* WHAT YOU ARE ASKED TO DO:
Substitute "setting-status" for "setting-state" in the material, starting with its first line and going on through the line with "111, 416, 123]". Give only those lines, with nothing else changed.

* DATASET EXCERPTS:
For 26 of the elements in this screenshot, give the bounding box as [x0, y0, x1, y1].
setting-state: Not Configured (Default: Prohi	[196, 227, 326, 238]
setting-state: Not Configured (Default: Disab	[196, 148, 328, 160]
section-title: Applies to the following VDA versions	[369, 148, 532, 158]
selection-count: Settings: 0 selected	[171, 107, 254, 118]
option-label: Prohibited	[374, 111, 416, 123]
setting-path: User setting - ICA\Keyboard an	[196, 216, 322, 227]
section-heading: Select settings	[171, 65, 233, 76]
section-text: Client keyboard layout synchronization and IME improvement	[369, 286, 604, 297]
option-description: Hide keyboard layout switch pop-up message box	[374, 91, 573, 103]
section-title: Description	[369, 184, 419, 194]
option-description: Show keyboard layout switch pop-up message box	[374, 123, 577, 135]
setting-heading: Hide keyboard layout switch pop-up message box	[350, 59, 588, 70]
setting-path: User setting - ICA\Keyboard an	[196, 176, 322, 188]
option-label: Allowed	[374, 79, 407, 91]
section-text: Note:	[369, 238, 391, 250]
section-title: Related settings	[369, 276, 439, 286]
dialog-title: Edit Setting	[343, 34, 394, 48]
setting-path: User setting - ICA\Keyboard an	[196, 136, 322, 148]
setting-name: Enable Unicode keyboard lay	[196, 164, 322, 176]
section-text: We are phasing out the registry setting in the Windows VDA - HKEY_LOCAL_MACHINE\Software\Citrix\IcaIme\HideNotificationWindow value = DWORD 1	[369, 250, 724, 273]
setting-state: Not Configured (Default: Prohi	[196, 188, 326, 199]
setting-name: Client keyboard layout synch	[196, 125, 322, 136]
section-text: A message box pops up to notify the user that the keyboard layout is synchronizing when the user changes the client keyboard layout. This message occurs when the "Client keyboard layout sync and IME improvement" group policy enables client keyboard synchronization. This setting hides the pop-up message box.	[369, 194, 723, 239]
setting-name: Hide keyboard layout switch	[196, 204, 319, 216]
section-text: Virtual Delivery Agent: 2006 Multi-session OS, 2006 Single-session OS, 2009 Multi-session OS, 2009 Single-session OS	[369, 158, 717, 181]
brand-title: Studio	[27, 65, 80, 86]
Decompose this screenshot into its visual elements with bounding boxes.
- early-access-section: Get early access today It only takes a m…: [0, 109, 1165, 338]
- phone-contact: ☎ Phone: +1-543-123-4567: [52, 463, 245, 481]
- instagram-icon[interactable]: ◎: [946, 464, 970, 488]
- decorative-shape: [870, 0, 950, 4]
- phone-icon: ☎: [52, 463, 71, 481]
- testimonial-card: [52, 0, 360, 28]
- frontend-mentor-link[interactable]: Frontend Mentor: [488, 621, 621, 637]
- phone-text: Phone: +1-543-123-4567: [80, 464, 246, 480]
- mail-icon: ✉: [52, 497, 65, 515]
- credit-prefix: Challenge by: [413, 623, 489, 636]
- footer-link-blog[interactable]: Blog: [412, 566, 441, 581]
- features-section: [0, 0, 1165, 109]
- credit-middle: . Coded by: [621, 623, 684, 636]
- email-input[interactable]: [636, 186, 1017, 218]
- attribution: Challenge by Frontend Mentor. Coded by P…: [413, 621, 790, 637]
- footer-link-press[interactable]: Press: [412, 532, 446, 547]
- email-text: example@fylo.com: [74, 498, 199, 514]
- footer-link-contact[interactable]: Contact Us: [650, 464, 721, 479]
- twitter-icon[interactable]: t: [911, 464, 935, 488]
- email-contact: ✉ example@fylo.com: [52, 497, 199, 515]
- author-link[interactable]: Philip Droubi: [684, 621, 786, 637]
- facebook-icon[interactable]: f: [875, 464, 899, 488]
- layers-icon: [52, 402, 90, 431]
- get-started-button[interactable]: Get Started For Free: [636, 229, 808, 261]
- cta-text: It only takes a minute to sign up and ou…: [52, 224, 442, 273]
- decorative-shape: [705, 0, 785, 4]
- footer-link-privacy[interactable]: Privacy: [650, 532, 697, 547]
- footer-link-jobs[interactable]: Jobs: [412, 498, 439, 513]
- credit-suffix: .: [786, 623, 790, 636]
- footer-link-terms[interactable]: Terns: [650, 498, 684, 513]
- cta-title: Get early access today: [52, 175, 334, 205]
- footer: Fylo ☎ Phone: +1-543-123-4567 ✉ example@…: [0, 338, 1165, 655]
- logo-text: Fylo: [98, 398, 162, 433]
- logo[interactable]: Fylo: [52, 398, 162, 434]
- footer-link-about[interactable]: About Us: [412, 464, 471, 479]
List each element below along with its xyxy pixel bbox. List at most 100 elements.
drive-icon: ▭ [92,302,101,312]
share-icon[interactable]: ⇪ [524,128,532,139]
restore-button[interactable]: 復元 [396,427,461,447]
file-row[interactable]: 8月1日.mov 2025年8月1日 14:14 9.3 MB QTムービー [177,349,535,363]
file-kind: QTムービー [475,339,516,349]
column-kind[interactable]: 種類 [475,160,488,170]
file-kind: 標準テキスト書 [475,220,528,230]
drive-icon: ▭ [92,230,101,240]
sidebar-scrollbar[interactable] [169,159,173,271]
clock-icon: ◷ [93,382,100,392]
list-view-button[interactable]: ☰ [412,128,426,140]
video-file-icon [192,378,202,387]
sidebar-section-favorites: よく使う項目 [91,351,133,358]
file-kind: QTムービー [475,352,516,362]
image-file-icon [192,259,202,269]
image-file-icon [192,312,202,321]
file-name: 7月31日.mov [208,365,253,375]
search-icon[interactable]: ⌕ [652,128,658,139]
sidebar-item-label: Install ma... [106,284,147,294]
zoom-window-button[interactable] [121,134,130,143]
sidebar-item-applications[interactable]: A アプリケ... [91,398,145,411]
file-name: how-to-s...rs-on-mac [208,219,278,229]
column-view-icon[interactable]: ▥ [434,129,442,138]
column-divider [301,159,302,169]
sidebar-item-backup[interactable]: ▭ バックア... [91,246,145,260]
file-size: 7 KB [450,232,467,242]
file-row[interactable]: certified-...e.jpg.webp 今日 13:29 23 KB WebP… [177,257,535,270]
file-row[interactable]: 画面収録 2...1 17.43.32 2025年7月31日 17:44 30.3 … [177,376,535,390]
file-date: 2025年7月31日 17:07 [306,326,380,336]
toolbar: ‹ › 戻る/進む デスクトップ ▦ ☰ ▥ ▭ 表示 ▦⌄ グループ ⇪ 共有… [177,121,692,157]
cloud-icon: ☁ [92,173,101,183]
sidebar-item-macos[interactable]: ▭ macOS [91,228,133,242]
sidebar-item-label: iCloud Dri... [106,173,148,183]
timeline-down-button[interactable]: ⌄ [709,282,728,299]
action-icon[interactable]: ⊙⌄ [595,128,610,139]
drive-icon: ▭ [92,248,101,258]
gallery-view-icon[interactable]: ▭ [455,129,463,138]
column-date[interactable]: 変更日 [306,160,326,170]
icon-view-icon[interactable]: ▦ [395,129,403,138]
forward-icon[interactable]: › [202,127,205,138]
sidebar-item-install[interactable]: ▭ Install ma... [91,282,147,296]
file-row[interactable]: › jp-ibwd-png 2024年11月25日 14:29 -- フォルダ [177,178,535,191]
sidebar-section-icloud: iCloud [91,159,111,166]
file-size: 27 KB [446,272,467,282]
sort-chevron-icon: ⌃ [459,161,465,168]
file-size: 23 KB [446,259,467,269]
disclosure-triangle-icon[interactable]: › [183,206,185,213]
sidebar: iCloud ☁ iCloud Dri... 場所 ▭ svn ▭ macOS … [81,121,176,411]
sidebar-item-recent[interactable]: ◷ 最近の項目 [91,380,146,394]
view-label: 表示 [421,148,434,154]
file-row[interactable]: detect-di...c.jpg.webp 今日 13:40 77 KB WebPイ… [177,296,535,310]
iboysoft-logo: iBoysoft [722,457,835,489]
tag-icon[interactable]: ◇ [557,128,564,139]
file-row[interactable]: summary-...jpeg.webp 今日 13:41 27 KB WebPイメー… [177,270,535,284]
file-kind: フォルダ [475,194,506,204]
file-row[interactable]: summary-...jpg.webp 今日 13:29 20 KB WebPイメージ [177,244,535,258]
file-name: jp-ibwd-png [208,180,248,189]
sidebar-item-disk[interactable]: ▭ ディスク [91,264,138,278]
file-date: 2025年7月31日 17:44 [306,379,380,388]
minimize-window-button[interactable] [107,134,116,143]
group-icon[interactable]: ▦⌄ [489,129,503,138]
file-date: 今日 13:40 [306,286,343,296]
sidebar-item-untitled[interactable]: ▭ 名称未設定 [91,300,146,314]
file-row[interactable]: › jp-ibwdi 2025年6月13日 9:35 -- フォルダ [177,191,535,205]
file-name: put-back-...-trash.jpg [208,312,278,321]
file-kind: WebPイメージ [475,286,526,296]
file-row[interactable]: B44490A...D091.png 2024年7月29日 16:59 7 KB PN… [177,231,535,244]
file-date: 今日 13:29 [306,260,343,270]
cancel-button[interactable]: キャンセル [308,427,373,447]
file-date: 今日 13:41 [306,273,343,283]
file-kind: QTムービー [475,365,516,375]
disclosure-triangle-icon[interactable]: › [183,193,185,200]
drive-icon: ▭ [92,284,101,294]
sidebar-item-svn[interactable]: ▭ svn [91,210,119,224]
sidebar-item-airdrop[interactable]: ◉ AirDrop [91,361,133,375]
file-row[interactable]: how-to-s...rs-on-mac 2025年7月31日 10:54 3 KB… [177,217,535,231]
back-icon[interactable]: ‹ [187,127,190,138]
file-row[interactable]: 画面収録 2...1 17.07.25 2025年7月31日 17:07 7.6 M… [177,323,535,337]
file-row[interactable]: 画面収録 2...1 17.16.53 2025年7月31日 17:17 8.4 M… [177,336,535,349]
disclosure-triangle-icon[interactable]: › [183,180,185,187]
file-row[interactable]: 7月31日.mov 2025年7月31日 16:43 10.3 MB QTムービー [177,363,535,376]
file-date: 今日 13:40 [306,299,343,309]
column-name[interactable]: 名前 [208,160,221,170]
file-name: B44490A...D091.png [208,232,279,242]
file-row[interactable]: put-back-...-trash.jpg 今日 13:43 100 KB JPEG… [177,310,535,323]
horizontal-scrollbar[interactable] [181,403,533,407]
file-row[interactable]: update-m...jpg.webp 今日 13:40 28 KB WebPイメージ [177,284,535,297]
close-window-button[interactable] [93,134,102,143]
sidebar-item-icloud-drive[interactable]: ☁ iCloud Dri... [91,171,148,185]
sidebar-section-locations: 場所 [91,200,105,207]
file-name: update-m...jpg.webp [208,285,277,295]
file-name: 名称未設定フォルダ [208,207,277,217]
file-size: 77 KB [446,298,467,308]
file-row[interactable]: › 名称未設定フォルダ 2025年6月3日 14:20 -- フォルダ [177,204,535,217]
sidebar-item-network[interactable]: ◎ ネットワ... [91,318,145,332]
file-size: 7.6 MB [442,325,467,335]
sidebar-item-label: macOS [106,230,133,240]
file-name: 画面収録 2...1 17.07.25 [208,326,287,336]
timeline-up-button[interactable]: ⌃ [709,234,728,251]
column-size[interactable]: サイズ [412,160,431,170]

* RESPONSE TO THE TASK:
For 26 of the elements in this screenshot, give the bounding box as [x0, y0, x1, y1].
setting-status: Not Configured (Default: Prohi	[196, 227, 326, 238]
setting-status: Not Configured (Default: Disab	[196, 148, 328, 160]
section-title: Applies to the following VDA versions	[369, 148, 532, 158]
selection-count: Settings: 0 selected	[171, 107, 254, 118]
option-label: Prohibited	[374, 111, 416, 123]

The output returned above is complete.